PROBLEM TO SOLVE
Gather each line of the records where "this" appears.
----
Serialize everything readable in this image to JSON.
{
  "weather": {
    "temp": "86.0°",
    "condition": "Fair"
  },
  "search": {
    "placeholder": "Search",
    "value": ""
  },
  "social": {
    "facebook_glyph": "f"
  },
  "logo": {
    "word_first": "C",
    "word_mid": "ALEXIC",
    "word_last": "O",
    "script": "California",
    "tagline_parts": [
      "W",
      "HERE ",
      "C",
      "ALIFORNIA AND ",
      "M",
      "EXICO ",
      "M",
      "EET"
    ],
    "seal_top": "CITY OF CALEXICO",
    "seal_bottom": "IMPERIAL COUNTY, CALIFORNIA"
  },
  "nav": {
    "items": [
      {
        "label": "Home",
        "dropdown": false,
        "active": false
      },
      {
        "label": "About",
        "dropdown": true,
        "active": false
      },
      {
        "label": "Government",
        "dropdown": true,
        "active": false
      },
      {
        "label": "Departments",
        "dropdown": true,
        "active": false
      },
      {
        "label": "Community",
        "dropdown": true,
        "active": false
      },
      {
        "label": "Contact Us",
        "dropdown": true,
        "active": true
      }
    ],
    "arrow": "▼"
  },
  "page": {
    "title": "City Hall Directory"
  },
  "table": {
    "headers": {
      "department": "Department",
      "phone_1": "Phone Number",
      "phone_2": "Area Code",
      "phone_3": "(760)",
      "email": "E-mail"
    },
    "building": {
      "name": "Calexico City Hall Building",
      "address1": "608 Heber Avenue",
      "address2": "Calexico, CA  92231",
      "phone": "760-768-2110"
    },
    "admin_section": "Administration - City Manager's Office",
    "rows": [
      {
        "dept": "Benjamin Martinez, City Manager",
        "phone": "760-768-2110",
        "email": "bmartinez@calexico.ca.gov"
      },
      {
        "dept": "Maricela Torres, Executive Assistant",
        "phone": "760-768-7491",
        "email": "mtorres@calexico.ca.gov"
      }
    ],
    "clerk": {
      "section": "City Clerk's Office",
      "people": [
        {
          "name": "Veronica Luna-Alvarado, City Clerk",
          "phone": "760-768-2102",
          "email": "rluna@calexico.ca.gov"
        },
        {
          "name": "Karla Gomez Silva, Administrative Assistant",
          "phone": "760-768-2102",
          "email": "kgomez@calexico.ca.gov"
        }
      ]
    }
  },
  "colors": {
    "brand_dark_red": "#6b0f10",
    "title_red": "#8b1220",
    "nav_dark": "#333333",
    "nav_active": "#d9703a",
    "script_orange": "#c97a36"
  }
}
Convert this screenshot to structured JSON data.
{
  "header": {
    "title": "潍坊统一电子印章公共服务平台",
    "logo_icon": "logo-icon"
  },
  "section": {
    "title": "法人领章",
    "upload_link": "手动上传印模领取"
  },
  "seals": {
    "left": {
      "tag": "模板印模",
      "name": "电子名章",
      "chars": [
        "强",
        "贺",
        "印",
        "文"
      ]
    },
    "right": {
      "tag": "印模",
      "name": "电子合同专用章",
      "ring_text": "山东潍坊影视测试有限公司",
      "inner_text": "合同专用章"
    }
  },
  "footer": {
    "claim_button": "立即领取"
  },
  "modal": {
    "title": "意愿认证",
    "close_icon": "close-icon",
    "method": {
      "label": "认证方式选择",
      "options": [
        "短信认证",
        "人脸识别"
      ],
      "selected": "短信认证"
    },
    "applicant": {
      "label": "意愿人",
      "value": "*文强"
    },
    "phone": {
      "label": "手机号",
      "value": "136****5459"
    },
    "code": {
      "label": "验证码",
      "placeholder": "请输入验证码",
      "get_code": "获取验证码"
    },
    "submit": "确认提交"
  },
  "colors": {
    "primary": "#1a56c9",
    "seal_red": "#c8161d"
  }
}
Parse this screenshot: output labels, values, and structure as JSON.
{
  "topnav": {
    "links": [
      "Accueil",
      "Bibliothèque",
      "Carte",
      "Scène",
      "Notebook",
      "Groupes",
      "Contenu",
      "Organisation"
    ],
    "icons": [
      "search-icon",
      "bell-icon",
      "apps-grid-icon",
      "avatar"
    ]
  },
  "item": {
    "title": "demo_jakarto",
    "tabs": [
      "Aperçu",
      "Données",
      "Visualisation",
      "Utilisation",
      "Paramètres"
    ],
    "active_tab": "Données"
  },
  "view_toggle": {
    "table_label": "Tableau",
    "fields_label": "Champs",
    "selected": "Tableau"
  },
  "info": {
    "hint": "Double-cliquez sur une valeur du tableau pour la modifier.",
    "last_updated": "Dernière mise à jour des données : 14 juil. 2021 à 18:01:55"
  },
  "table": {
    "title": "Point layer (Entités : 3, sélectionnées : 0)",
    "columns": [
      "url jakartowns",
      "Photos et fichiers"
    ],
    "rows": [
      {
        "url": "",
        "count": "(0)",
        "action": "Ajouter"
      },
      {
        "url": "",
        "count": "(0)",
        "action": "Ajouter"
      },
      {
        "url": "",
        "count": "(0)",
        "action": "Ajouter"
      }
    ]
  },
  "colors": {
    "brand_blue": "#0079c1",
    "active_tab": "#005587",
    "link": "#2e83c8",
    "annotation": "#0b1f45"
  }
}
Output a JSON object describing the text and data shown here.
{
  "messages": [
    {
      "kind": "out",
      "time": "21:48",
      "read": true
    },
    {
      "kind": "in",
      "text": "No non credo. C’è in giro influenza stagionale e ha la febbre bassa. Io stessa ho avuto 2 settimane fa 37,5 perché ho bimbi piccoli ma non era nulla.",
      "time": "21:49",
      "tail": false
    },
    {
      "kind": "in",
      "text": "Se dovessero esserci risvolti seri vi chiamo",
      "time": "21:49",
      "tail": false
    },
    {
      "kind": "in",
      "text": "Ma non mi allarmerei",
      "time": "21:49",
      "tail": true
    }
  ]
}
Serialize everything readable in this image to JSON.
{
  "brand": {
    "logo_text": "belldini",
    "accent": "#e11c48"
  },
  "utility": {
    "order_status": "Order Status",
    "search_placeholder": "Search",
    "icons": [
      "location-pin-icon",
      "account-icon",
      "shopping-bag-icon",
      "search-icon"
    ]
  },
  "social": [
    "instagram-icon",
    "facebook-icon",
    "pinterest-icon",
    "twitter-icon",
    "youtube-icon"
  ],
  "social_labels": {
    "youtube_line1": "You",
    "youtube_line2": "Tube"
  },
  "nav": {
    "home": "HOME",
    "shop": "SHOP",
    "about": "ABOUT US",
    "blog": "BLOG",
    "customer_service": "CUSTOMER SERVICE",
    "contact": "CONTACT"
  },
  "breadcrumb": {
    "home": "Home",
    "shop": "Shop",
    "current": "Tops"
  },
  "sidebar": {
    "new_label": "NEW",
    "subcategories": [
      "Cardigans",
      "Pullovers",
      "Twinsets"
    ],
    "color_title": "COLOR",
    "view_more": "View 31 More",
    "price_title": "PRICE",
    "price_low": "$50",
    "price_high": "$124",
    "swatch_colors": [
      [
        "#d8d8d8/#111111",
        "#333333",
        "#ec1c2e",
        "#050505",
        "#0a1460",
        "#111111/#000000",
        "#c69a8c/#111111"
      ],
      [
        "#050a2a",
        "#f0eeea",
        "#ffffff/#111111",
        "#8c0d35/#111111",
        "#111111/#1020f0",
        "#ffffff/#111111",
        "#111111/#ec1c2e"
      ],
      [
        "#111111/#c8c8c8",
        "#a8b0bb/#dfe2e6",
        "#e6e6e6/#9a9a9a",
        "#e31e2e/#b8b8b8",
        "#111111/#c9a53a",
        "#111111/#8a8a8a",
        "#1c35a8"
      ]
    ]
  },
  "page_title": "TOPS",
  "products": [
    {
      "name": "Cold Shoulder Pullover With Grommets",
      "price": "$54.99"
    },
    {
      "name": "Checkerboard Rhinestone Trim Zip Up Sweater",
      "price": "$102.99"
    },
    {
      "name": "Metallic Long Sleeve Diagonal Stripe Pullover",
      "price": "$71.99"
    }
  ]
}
----
EXERCISE ANSWER
Serialize everything readable in this image to JSON.
Convert this screenshot to structured JSON data.
Parse this screenshot: output labels, values, and structure as JSON.
Serialize everything readable in this image to JSON.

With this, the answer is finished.